◆ **Task requirements**
Every record below should be printed exactly as it appears.

◆ **Entries provided**
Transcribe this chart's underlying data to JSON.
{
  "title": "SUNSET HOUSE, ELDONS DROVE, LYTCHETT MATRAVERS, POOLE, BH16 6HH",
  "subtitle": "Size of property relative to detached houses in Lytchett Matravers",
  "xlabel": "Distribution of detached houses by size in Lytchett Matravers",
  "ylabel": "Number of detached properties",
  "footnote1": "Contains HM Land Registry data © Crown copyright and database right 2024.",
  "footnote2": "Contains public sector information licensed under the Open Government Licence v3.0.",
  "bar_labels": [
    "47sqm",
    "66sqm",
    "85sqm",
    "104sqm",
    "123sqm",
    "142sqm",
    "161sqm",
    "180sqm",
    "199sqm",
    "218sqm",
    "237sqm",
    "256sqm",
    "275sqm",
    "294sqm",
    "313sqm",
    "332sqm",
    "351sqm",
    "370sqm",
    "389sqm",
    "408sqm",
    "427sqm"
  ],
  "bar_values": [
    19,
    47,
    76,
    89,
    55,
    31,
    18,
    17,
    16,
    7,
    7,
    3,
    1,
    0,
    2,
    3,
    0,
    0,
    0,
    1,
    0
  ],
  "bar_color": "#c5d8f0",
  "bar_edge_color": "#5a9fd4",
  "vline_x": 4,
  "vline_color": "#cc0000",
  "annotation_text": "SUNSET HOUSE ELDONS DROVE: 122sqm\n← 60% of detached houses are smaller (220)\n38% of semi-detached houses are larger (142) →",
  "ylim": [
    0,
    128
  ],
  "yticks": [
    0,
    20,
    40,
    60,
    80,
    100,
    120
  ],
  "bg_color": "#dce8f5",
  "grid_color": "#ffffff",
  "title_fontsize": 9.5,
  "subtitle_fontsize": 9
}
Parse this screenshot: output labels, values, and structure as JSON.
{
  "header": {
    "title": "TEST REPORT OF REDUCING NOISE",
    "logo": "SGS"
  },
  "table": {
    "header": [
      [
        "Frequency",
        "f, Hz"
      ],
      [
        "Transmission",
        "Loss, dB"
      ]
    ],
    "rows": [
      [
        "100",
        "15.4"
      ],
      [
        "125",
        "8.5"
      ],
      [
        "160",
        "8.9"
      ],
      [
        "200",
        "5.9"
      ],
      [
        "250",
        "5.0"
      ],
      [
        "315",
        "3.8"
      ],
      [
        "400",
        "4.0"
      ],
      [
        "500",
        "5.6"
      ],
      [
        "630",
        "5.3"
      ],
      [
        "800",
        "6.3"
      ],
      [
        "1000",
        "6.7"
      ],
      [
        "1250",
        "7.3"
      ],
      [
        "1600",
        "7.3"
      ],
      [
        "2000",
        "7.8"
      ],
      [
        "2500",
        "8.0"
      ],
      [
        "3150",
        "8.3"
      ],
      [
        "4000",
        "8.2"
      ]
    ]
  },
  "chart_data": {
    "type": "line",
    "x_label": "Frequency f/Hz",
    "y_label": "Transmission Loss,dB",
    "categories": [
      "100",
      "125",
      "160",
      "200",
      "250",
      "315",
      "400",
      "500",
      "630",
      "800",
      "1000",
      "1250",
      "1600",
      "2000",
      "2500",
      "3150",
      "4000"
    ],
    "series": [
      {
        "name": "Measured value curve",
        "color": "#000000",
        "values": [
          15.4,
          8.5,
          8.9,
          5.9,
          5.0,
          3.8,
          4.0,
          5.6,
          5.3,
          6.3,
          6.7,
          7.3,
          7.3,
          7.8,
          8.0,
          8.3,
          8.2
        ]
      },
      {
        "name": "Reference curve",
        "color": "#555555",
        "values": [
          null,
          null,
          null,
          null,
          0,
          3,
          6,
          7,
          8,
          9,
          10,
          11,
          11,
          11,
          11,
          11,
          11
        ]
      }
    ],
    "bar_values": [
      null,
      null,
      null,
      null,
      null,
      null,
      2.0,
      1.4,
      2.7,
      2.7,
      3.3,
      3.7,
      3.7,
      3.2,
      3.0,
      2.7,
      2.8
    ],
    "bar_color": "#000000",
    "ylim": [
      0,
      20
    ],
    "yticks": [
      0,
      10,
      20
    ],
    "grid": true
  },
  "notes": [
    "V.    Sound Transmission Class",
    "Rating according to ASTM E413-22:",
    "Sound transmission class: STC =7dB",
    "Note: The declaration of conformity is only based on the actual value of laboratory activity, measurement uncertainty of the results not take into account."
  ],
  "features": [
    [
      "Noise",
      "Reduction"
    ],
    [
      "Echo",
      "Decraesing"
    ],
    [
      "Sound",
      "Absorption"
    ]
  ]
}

◆ **Solved exercise**
Transcribe this chart's underlying data to JSON.
{
  "title": "SUNSET HOUSE, ELDONS DROVE, LYTCHETT MATRAVERS, POOLE, BH16 6HH",
  "subtitle": "Size of property relative to detached houses in Lytchett Matravers",
  "xlabel": "Distribution of detached houses by size in Lytchett Matravers",
  "ylabel": "Number of detached properties",
  "footnote1": "Contains HM Land Registry data © Crown copyright and database right 2024.",
  "footnote2": "Contains public sector information licensed under the Open Government Licence v3.0.",
  "bar_labels": [
    "47sqm",
    "66sqm",
    "85sqm",
    "104sqm",
    "123sqm",
    "142sqm",
    "161sqm",
    "180sqm",
    "199sqm",
    "218sqm",
    "237sqm",
    "256sqm",
    "275sqm",
    "294sqm",
    "313sqm",
    "332sqm",
    "351sqm",
    "370sqm",
    "389sqm",
    "408sqm",
    "427sqm"
  ],
  "bar_values": [
    19,
    47,
    76,
    89,
    55,
    31,
    18,
    17,
    16,
    7,
    7,
    3,
    1,
    0,
    2,
    3,
    0,
    0,
    0,
    1,
    0
  ],
  "bar_color": "#c5d8f0",
  "bar_edge_color": "#5a9fd4",
  "vline_x": 4,
  "vline_color": "#cc0000",
  "annotation_text": "SUNSET HOUSE ELDONS DROVE: 122sqm\n← 60% of detached houses are smaller (220)\n38% of semi-detached houses are larger (142) →",
  "ylim": [
    0,
    128
  ],
  "yticks": [
    0,
    20,
    40,
    60,
    80,
    100,
    120
  ],
  "bg_color": "#dce8f5",
  "grid_color": "#ffffff",
  "title_fontsize": 9.5,
  "subtitle_fontsize": 9
}
Parse this screenshot: output labels, values, and structure as JSON.
{
  "header": {
    "title": "TEST REPORT OF REDUCING NOISE",
    "logo": "SGS"
  },
  "table": {
    "header": [
      [
        "Frequency",
        "f, Hz"
      ],
      [
        "Transmission",
        "Loss, dB"
      ]
    ],
    "rows": [
      [
        "100",
        "15.4"
      ],
      [
        "125",
        "8.5"
      ],
      [
        "160",
        "8.9"
      ],
      [
        "200",
        "5.9"
      ],
      [
        "250",
        "5.0"
      ],
      [
        "315",
        "3.8"
      ],
      [
        "400",
        "4.0"
      ],
      [
        "500",
        "5.6"
      ],
      [
        "630",
        "5.3"
      ],
      [
        "800",
        "6.3"
      ],
      [
        "1000",
        "6.7"
      ],
      [
        "1250",
        "7.3"
      ],
      [
        "1600",
        "7.3"
      ],
      [
        "2000",
        "7.8"
      ],
      [
        "2500",
        "8.0"
      ],
      [
        "3150",
        "8.3"
      ],
      [
        "4000",
        "8.2"
      ]
    ]
  },
  "chart_data": {
    "type": "line",
    "x_label": "Frequency f/Hz",
    "y_label": "Transmission Loss,dB",
    "categories": [
      "100",
      "125",
      "160",
      "200",
      "250",
      "315",
      "400",
      "500",
      "630",
      "800",
      "1000",
      "1250",
      "1600",
      "2000",
      "2500",
      "3150",
      "4000"
    ],
    "series": [
      {
        "name": "Measured value curve",
        "color": "#000000",
        "values": [
          15.4,
          8.5,
          8.9,
          5.9,
          5.0,
          3.8,
          4.0,
          5.6,
          5.3,
          6.3,
          6.7,
          7.3,
          7.3,
          7.8,
          8.0,
          8.3,
          8.2
        ]
      },
      {
        "name": "Reference curve",
        "color": "#555555",
        "values": [
          null,
          null,
          null,
          null,
          0,
          3,
          6,
          7,
          8,
          9,
          10,
          11,
          11,
          11,
          11,
          11,
          11
        ]
      }
    ],
    "bar_values": [
      null,
      null,
      null,
      null,
      null,
      null,
      2.0,
      1.4,
      2.7,
      2.7,
      3.3,
      3.7,
      3.7,
      3.2,
      3.0,
      2.7,
      2.8
    ],
    "bar_color": "#000000",
    "ylim": [
      0,
      20
    ],
    "yticks": [
      0,
      10,
      20
    ],
    "grid": true
  },
  "notes": [
    "V.    Sound Transmission Class",
    "Rating according to ASTM E413-22:",
    "Sound transmission class: STC =7dB",
    "Note: The declaration of conformity is only based on the actual value of laboratory activity, measurement uncertainty of the results not take into account."
  ],
  "features": [
    [
      "Noise",
      "Reduction"
    ],
    [
      "Echo",
      "Decraesing"
    ],
    [
      "Sound",
      "Absorption"
    ]
  ]
}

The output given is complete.